> [Exercise] Every line of the data must be copied exactly.

### Supplied material

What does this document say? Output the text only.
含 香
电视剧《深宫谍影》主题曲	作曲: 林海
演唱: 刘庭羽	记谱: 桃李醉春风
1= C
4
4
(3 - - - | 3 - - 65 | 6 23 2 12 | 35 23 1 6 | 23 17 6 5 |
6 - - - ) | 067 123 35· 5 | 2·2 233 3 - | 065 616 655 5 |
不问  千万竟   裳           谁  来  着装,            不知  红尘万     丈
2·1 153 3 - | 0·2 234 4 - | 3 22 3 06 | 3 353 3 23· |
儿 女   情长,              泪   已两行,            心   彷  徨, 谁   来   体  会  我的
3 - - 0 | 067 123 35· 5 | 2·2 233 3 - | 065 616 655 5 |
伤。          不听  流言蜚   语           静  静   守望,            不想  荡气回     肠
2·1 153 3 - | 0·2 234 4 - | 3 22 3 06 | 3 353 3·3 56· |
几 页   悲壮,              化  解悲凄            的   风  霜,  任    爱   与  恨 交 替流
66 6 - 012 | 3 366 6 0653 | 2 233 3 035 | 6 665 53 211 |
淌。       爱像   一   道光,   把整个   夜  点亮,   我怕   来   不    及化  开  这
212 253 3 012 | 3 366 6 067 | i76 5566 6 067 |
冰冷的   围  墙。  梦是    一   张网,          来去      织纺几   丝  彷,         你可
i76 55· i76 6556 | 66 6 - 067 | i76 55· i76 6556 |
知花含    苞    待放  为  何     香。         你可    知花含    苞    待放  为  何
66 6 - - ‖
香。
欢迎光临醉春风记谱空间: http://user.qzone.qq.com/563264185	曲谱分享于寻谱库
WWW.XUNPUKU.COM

######

> [Task solution]
What does this document say? Output the text only.
含 香
电视剧《深宫谍影》主题曲	作曲: 林海
演唱: 刘庭羽	记谱: 桃李醉春风
1= C
4
4
(3 - - - | 3 - - 65 | 6 23 2 12 | 35 23 1 6 | 23 17 6 5 |
6 - - - ) | 067 123 35· 5 | 2·2 233 3 - | 065 616 655 5 |
不问  千万竟   裳           谁  来  着装,            不知  红尘万     丈
2·1 153 3 - | 0·2 234 4 - | 3 22 3 06 | 3 353 3 23· |
儿 女   情长,              泪   已两行,            心   彷  徨, 谁   来   体  会  我的
3 - - 0 | 067 123 35· 5 | 2·2 233 3 - | 065 616 655 5 |
伤。          不听  流言蜚   语           静  静   守望,            不想  荡气回     肠
2·1 153 3 - | 0·2 234 4 - | 3 22 3 06 | 3 353 3·3 56· |
几 页   悲壮,              化  解悲凄            的   风  霜,  任    爱   与  恨 交 替流
66 6 - 012 | 3 366 6 0653 | 2 233 3 035 | 6 665 53 211 |
淌。       爱像   一   道光,   把整个   夜  点亮,   我怕   来   不    及化  开  这
212 253 3 012 | 3 366 6 067 | i76 5566 6 067 |
冰冷的   围  墙。  梦是    一   张网,          来去      织纺几   丝  彷,         你可
i76 55· i76 6556 | 66 6 - 067 | i76 55· i76 6556 |
知花含    苞    待放  为  何     香。         你可    知花含    苞    待放  为  何
66 6 - - ‖
香。
欢迎光临醉春风记谱空间: http://user.qzone.qq.com/563264185	曲谱分享于寻谱库
WWW.XUNPUKU.COM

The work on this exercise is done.